# Verilen Metin
···

MİMAR SİNAN’IN ESERLERİ VE KORUMA ANLAYIŞI 

Abone Ol

Mimar Sinan’ın yaklaşık elli yılda yaptığı eserlerinin sayısı, değişik kaynaklarda 335, 365, 375, 477 gibi farklı sayılarda veriliyor. Şehrin dokusu ve çevresiyle ele alındığı eski eserleri koruma anlayışı ise günümüzde örnek alınacak kadar mükemmel. Tamir ettiği eser sayısı yeniden yaptığı eser sayısı gibi çok fazla olan Mimar Sinan’ın, yaptığı eserlerde kullandığı kendine has buluşlar çok ilginç. Süleymaniye, Selimiye gibi büyük kubbeli camilerde ana kubbeye ve çoğu zaman duvarlara koyduğu çok sayıda boş küple ses akustiğini sağlamış. Avize ve kandil çanakları arasına Mısır’dan getirttiği deve kuşu yumurtalarını koyarak, örümcek ve haşereyi kaçırmak istemiş. İs odaları ve bu odalara açılan menfezlerle cami havasının temizlenmesini sağlamış. Süleymaniye Camii'nin yakındaki hamamın sıcak suyundan faydalanılarak, camiinin kışın ısıtılması için, zeminden insan sığacak kadar büyük su kanalı geçirmiş.

1585 tarihinde yaptığı son eser olan Manisa Muradiye Camii'nin mihrabının iki yanına dikey olarak koyduğu,’’mizantaşı’’ da denilen oval terazi taşlarıyla, deprem gibi doğal sebeplerle caminin zemininde kayma olup olmadığının anlaşılmasını sağlamış.

···

# Yönerge ve Koşullar
Mimar Sinan’ın eserlerini anlatan metinde "1585 tarihinde yaptığı" sözlerinden başlayıp "olmadığının anlaşılmasını sağlamış." sözlerine kadar inen bölümün tamamını hiçbir değişiklik yapmadan yazınız. Bu kayıtlar çalışma için gerekli değildir.

···

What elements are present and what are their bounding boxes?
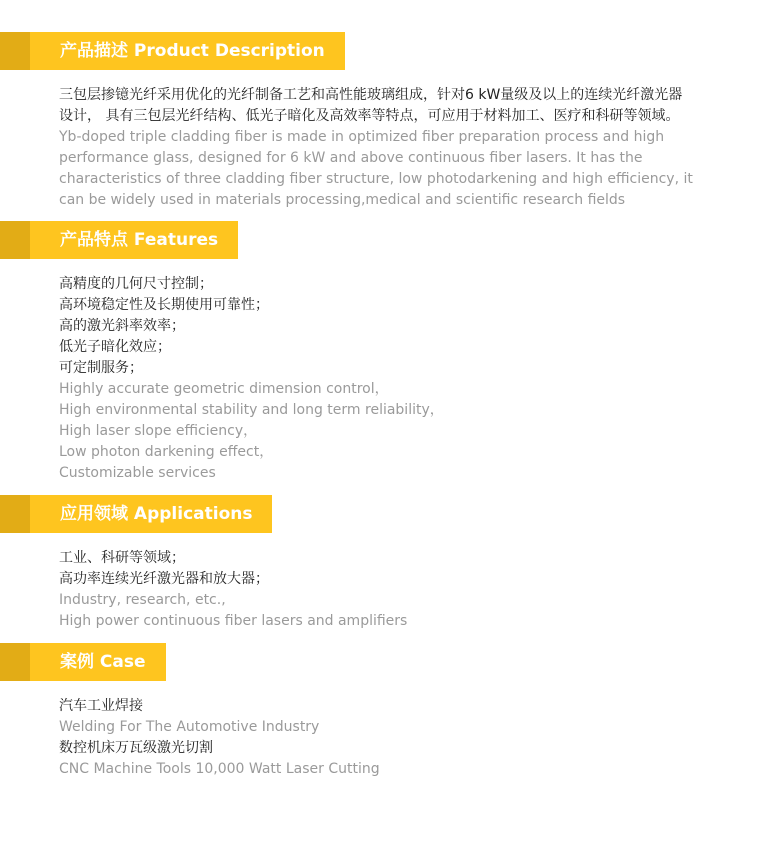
section-banner — [0, 643, 765, 681]
section-case — [0, 643, 765, 681]
banner-accent — [0, 495, 30, 533]
case-list — [59, 696, 719, 780]
section-features — [0, 221, 765, 259]
description-en-line: characteristics of three cladding fiber structure, low photodarkening and high efficiency, it — [59, 171, 693, 187]
feature-en-item: Customizable services — [59, 465, 216, 481]
section-title: 产品描述 Product Description — [30, 32, 345, 70]
features-list — [59, 274, 719, 484]
description-cn-line: 设计， 具有三包层光纤结构、低光子暗化及高效率等特点，可应用于材料加工、医疗和科研等领域。 — [59, 108, 680, 124]
banner-accent — [0, 32, 30, 70]
section-applications — [0, 495, 765, 533]
section-banner — [0, 221, 765, 259]
section-title: 应用领域 Applications — [30, 495, 272, 533]
section-banner — [0, 495, 765, 533]
section-title: 产品特点 Features — [30, 221, 238, 259]
application-en-item: Industry, research, etc., — [59, 592, 226, 608]
feature-cn-item: 高环境稳定性及长期使用可靠性； — [59, 297, 269, 313]
feature-en-item: Highly accurate geometric dimension control， — [59, 381, 389, 397]
banner-accent — [0, 643, 30, 681]
case-en-item: Welding For The Automotive Industry — [59, 719, 320, 735]
description-en-line: Yb-doped triple cladding fiber is made in optimized fiber preparation process and high — [59, 129, 665, 145]
feature-en-item: High environmental stability and long term reliability， — [59, 402, 444, 418]
application-cn-item: 高功率连续光纤激光器和放大器； — [59, 571, 269, 587]
feature-cn-item: 低光子暗化效应； — [59, 339, 171, 355]
description-en-line: performance glass, designed for 6 kW and above continuous fiber lasers. It has the — [59, 150, 643, 166]
applications-list — [59, 548, 719, 632]
case-cn-item: 汽车工业焊接 — [59, 698, 143, 714]
feature-cn-item: 高的激光斜率效率； — [59, 318, 185, 334]
section-banner — [0, 32, 765, 70]
case-cn-item: 数控机床万瓦级激光切割 — [59, 740, 213, 756]
description-text — [59, 85, 719, 211]
description-en-line: can be widely used in materials processing,medical and scientific research fields — [59, 192, 626, 208]
feature-cn-item: 高精度的几何尺寸控制； — [59, 276, 213, 292]
section-title: 案例 Case — [30, 643, 166, 681]
description-cn-line: 三包层掺镱光纤采用优化的光纤制备工艺和高性能玻璃组成，针对6 kW量级及以上的连续光纤激光器 — [59, 87, 683, 103]
feature-en-item: Low photon darkening effect， — [59, 444, 274, 460]
feature-cn-item: 可定制服务； — [59, 360, 143, 376]
section-product-description — [0, 32, 765, 70]
banner-accent — [0, 221, 30, 259]
feature-en-item: High laser slope efficiency， — [59, 423, 258, 439]
application-en-item: High power continuous fiber lasers and amplifiers — [59, 613, 408, 629]
case-en-item: CNC Machine Tools 10,000 Watt Laser Cutting — [59, 761, 380, 777]
application-cn-item: 工业、科研等领域； — [59, 550, 185, 566]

···

# Alıştırma Yanıtı
1585 tarihinde yaptığı son eser olan Manisa Muradiye Camii'nin mihrabının iki yanına dikey olarak koyduğu,’’mizantaşı’’ da denilen oval terazi taşlarıyla, deprem gibi doğal sebeplerle caminin zemininde kayma olup olmadığının anlaşılmasını sağlamış.